» Data excerpts
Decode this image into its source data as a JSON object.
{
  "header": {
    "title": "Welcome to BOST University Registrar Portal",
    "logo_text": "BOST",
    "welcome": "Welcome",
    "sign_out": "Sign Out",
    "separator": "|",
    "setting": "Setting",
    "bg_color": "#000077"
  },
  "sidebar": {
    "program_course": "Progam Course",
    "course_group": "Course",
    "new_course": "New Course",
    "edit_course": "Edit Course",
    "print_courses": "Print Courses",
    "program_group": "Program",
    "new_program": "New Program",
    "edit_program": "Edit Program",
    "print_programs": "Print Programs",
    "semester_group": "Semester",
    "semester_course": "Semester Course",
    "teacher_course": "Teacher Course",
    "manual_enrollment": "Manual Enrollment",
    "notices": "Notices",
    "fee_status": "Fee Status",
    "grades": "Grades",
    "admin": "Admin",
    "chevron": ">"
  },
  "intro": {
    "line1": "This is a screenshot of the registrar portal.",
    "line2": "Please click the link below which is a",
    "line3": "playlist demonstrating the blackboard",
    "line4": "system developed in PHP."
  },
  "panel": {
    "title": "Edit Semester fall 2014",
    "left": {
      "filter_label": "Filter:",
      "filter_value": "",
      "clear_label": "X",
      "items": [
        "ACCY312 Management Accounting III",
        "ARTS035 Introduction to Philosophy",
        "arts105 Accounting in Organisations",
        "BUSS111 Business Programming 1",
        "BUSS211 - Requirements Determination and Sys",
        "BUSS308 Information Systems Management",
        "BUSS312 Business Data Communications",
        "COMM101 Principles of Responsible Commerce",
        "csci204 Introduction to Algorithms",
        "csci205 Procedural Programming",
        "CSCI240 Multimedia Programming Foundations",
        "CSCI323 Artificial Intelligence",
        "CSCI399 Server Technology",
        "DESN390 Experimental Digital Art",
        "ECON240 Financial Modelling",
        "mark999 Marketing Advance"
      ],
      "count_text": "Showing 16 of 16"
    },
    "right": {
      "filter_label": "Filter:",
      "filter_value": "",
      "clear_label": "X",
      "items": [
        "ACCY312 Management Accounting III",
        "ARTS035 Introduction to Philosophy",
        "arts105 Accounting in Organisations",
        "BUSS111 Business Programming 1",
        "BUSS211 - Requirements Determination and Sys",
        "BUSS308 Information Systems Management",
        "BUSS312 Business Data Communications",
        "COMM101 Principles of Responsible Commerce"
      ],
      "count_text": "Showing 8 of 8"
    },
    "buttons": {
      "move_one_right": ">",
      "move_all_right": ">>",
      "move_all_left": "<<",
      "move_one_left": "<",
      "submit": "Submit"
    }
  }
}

» What to do
Produce an exact copy of the whole listing.

» Solution to this exercise
Decode this image into its source data as a JSON object.
{
  "header": {
    "title": "Welcome to BOST University Registrar Portal",
    "logo_text": "BOST",
    "welcome": "Welcome",
    "sign_out": "Sign Out",
    "separator": "|",
    "setting": "Setting",
    "bg_color": "#000077"
  },
  "sidebar": {
    "program_course": "Progam Course",
    "course_group": "Course",
    "new_course": "New Course",
    "edit_course": "Edit Course",
    "print_courses": "Print Courses",
    "program_group": "Program",
    "new_program": "New Program",
    "edit_program": "Edit Program",
    "print_programs": "Print Programs",
    "semester_group": "Semester",
    "semester_course": "Semester Course",
    "teacher_course": "Teacher Course",
    "manual_enrollment": "Manual Enrollment",
    "notices": "Notices",
    "fee_status": "Fee Status",
    "grades": "Grades",
    "admin": "Admin",
    "chevron": ">"
  },
  "intro": {
    "line1": "This is a screenshot of the registrar portal.",
    "line2": "Please click the link below which is a",
    "line3": "playlist demonstrating the blackboard",
    "line4": "system developed in PHP."
  },
  "panel": {
    "title": "Edit Semester fall 2014",
    "left": {
      "filter_label": "Filter:",
      "filter_value": "",
      "clear_label": "X",
      "items": [
        "ACCY312 Management Accounting III",
        "ARTS035 Introduction to Philosophy",
        "arts105 Accounting in Organisations",
        "BUSS111 Business Programming 1",
        "BUSS211 - Requirements Determination and Sys",
        "BUSS308 Information Systems Management",
        "BUSS312 Business Data Communications",
        "COMM101 Principles of Responsible Commerce",
        "csci204 Introduction to Algorithms",
        "csci205 Procedural Programming",
        "CSCI240 Multimedia Programming Foundations",
        "CSCI323 Artificial Intelligence",
        "CSCI399 Server Technology",
        "DESN390 Experimental Digital Art",
        "ECON240 Financial Modelling",
        "mark999 Marketing Advance"
      ],
      "count_text": "Showing 16 of 16"
    },
    "right": {
      "filter_label": "Filter:",
      "filter_value": "",
      "clear_label": "X",
      "items": [
        "ACCY312 Management Accounting III",
        "ARTS035 Introduction to Philosophy",
        "arts105 Accounting in Organisations",
        "BUSS111 Business Programming 1",
        "BUSS211 - Requirements Determination and Sys",
        "BUSS308 Information Systems Management",
        "BUSS312 Business Data Communications",
        "COMM101 Principles of Responsible Commerce"
      ],
      "count_text": "Showing 8 of 8"
    },
    "buttons": {
      "move_one_right": ">",
      "move_all_right": ">>",
      "move_all_left": "<<",
      "move_one_left": "<",
      "submit": "Submit"
    }
  }
}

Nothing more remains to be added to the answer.